--- start RECORDS SUPPLIED ---

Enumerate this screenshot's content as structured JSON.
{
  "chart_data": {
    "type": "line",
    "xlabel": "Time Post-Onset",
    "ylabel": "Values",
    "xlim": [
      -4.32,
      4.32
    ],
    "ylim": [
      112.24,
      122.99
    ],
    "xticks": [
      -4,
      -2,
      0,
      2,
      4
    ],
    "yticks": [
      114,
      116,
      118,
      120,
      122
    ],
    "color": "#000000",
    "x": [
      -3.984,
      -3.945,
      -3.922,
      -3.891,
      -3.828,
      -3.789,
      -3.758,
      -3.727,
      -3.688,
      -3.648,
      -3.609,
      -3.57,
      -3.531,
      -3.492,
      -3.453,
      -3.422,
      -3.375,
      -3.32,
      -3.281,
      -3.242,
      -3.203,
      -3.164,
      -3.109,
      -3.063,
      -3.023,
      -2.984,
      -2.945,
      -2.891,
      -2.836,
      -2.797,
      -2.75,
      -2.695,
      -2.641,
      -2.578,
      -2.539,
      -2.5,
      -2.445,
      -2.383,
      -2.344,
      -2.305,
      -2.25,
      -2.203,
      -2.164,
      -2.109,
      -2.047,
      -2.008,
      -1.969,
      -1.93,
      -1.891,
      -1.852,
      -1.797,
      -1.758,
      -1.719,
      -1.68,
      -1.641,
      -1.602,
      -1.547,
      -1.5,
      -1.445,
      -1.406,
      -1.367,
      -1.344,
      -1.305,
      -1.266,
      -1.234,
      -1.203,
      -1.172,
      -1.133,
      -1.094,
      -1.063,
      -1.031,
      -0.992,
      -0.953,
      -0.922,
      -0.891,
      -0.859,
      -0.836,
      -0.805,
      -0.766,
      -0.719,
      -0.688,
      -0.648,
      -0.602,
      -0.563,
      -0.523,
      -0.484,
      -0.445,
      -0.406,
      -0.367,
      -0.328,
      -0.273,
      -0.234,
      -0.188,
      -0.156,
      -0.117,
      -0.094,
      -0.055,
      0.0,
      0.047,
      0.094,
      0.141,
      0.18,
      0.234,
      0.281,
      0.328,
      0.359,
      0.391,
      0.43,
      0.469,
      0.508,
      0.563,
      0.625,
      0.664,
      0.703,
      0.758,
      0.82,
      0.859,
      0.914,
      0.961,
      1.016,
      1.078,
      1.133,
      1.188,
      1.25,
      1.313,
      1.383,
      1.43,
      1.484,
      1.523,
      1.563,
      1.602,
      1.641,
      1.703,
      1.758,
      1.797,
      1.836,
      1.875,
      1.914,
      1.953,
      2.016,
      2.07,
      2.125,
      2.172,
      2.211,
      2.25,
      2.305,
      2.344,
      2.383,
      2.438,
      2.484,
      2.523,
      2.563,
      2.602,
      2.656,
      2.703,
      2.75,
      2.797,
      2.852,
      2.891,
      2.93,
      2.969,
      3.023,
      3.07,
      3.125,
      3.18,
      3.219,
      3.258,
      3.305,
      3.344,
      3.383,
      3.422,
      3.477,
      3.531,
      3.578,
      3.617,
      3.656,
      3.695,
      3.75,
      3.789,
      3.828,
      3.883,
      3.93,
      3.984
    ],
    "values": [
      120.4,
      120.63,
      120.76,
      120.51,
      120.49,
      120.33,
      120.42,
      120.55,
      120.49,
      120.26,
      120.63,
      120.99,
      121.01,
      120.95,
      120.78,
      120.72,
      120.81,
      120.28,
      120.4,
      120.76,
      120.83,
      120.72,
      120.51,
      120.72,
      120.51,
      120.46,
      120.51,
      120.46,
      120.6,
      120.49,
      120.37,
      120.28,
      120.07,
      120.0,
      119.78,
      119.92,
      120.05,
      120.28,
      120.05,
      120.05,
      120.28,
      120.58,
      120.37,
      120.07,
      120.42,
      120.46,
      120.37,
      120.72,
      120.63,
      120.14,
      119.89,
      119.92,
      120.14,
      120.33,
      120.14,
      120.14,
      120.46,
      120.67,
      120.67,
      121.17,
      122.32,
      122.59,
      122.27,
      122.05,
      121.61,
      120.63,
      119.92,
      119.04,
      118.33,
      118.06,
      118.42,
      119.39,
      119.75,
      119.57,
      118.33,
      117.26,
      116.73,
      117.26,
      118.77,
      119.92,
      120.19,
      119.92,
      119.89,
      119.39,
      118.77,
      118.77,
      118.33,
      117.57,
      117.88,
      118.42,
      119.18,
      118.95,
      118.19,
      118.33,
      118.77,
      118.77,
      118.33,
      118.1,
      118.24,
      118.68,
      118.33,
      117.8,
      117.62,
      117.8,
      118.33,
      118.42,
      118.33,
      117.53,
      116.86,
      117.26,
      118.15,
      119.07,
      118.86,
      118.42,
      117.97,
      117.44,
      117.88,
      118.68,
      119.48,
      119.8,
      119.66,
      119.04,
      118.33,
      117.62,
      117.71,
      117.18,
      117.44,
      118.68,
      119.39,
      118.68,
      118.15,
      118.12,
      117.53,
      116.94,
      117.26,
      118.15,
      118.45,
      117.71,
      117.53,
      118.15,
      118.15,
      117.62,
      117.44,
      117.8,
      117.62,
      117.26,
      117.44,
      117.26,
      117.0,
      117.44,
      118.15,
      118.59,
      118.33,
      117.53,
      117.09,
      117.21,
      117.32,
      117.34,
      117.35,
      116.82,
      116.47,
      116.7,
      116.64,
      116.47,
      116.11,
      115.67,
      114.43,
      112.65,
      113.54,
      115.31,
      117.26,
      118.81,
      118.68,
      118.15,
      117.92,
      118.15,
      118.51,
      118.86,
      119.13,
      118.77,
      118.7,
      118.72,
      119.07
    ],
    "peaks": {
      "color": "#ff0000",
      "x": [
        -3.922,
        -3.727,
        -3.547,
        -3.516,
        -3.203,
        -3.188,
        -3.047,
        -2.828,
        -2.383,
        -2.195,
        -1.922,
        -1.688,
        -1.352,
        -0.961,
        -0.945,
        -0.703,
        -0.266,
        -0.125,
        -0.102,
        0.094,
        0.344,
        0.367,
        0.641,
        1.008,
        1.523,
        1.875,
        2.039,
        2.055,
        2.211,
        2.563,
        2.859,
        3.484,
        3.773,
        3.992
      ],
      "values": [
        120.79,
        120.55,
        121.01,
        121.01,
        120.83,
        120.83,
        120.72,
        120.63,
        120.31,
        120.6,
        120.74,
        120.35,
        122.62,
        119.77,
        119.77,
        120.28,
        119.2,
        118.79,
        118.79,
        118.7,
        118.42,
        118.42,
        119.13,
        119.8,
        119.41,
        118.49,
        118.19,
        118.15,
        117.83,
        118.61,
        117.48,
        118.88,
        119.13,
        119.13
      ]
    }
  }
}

--- end RECORDS SUPPLIED ---

### WHAT IS NEEDED
Quote the material exactly, leaving nothing out.

### ANSWER TO THE EXERCISE
Enumerate this screenshot's content as structured JSON.
{
  "chart_data": {
    "type": "line",
    "xlabel": "Time Post-Onset",
    "ylabel": "Values",
    "xlim": [
      -4.32,
      4.32
    ],
    "ylim": [
      112.24,
      122.99
    ],
    "xticks": [
      -4,
      -2,
      0,
      2,
      4
    ],
    "yticks": [
      114,
      116,
      118,
      120,
      122
    ],
    "color": "#000000",
    "x": [
      -3.984,
      -3.945,
      -3.922,
      -3.891,
      -3.828,
      -3.789,
      -3.758,
      -3.727,
      -3.688,
      -3.648,
      -3.609,
      -3.57,
      -3.531,
      -3.492,
      -3.453,
      -3.422,
      -3.375,
      -3.32,
      -3.281,
      -3.242,
      -3.203,
      -3.164,
      -3.109,
      -3.063,
      -3.023,
      -2.984,
      -2.945,
      -2.891,
      -2.836,
      -2.797,
      -2.75,
      -2.695,
      -2.641,
      -2.578,
      -2.539,
      -2.5,
      -2.445,
      -2.383,
      -2.344,
      -2.305,
      -2.25,
      -2.203,
      -2.164,
      -2.109,
      -2.047,
      -2.008,
      -1.969,
      -1.93,
      -1.891,
      -1.852,
      -1.797,
      -1.758,
      -1.719,
      -1.68,
      -1.641,
      -1.602,
      -1.547,
      -1.5,
      -1.445,
      -1.406,
      -1.367,
      -1.344,
      -1.305,
      -1.266,
      -1.234,
      -1.203,
      -1.172,
      -1.133,
      -1.094,
      -1.063,
      -1.031,
      -0.992,
      -0.953,
      -0.922,
      -0.891,
      -0.859,
      -0.836,
      -0.805,
      -0.766,
      -0.719,
      -0.688,
      -0.648,
      -0.602,
      -0.563,
      -0.523,
      -0.484,
      -0.445,
      -0.406,
      -0.367,
      -0.328,
      -0.273,
      -0.234,
      -0.188,
      -0.156,
      -0.117,
      -0.094,
      -0.055,
      0.0,
      0.047,
      0.094,
      0.141,
      0.18,
      0.234,
      0.281,
      0.328,
      0.359,
      0.391,
      0.43,
      0.469,
      0.508,
      0.563,
      0.625,
      0.664,
      0.703,
      0.758,
      0.82,
      0.859,
      0.914,
      0.961,
      1.016,
      1.078,
      1.133,
      1.188,
      1.25,
      1.313,
      1.383,
      1.43,
      1.484,
      1.523,
      1.563,
      1.602,
      1.641,
      1.703,
      1.758,
      1.797,
      1.836,
      1.875,
      1.914,
      1.953,
      2.016,
      2.07,
      2.125,
      2.172,
      2.211,
      2.25,
      2.305,
      2.344,
      2.383,
      2.438,
      2.484,
      2.523,
      2.563,
      2.602,
      2.656,
      2.703,
      2.75,
      2.797,
      2.852,
      2.891,
      2.93,
      2.969,
      3.023,
      3.07,
      3.125,
      3.18,
      3.219,
      3.258,
      3.305,
      3.344,
      3.383,
      3.422,
      3.477,
      3.531,
      3.578,
      3.617,
      3.656,
      3.695,
      3.75,
      3.789,
      3.828,
      3.883,
      3.93,
      3.984
    ],
    "values": [
      120.4,
      120.63,
      120.76,
      120.51,
      120.49,
      120.33,
      120.42,
      120.55,
      120.49,
      120.26,
      120.63,
      120.99,
      121.01,
      120.95,
      120.78,
      120.72,
      120.81,
      120.28,
      120.4,
      120.76,
      120.83,
      120.72,
      120.51,
      120.72,
      120.51,
      120.46,
      120.51,
      120.46,
      120.6,
      120.49,
      120.37,
      120.28,
      120.07,
      120.0,
      119.78,
      119.92,
      120.05,
      120.28,
      120.05,
      120.05,
      120.28,
      120.58,
      120.37,
      120.07,
      120.42,
      120.46,
      120.37,
      120.72,
      120.63,
      120.14,
      119.89,
      119.92,
      120.14,
      120.33,
      120.14,
      120.14,
      120.46,
      120.67,
      120.67,
      121.17,
      122.32,
      122.59,
      122.27,
      122.05,
      121.61,
      120.63,
      119.92,
      119.04,
      118.33,
      118.06,
      118.42,
      119.39,
      119.75,
      119.57,
      118.33,
      117.26,
      116.73,
      117.26,
      118.77,
      119.92,
      120.19,
      119.92,
      119.89,
      119.39,
      118.77,
      118.77,
      118.33,
      117.57,
      117.88,
      118.42,
      119.18,
      118.95,
      118.19,
      118.33,
      118.77,
      118.77,
      118.33,
      118.1,
      118.24,
      118.68,
      118.33,
      117.8,
      117.62,
      117.8,
      118.33,
      118.42,
      118.33,
      117.53,
      116.86,
      117.26,
      118.15,
      119.07,
      118.86,
      118.42,
      117.97,
      117.44,
      117.88,
      118.68,
      119.48,
      119.8,
      119.66,
      119.04,
      118.33,
      117.62,
      117.71,
      117.18,
      117.44,
      118.68,
      119.39,
      118.68,
      118.15,
      118.12,
      117.53,
      116.94,
      117.26,
      118.15,
      118.45,
      117.71,
      117.53,
      118.15,
      118.15,
      117.62,
      117.44,
      117.8,
      117.62,
      117.26,
      117.44,
      117.26,
      117.0,
      117.44,
      118.15,
      118.59,
      118.33,
      117.53,
      117.09,
      117.21,
      117.32,
      117.34,
      117.35,
      116.82,
      116.47,
      116.7,
      116.64,
      116.47,
      116.11,
      115.67,
      114.43,
      112.65,
      113.54,
      115.31,
      117.26,
      118.81,
      118.68,
      118.15,
      117.92,
      118.15,
      118.51,
      118.86,
      119.13,
      118.77,
      118.7,
      118.72,
      119.07
    ],
    "peaks": {
      "color": "#ff0000",
      "x": [
        -3.922,
        -3.727,
        -3.547,
        -3.516,
        -3.203,
        -3.188,
        -3.047,
        -2.828,
        -2.383,
        -2.195,
        -1.922,
        -1.688,
        -1.352,
        -0.961,
        -0.945,
        -0.703,
        -0.266,
        -0.125,
        -0.102,
        0.094,
        0.344,
        0.367,
        0.641,
        1.008,
        1.523,
        1.875,
        2.039,
        2.055,
        2.211,
        2.563,
        2.859,
        3.484,
        3.773,
        3.992
      ],
      "values": [
        120.79,
        120.55,
        121.01,
        121.01,
        120.83,
        120.83,
        120.72,
        120.63,
        120.31,
        120.6,
        120.74,
        120.35,
        122.62,
        119.77,
        119.77,
        120.28,
        119.2,
        118.79,
        118.79,
        118.7,
        118.42,
        118.42,
        119.13,
        119.8,
        119.41,
        118.49,
        118.19,
        118.15,
        117.83,
        118.61,
        117.48,
        118.88,
        119.13,
        119.13
      ]
    }
  }
}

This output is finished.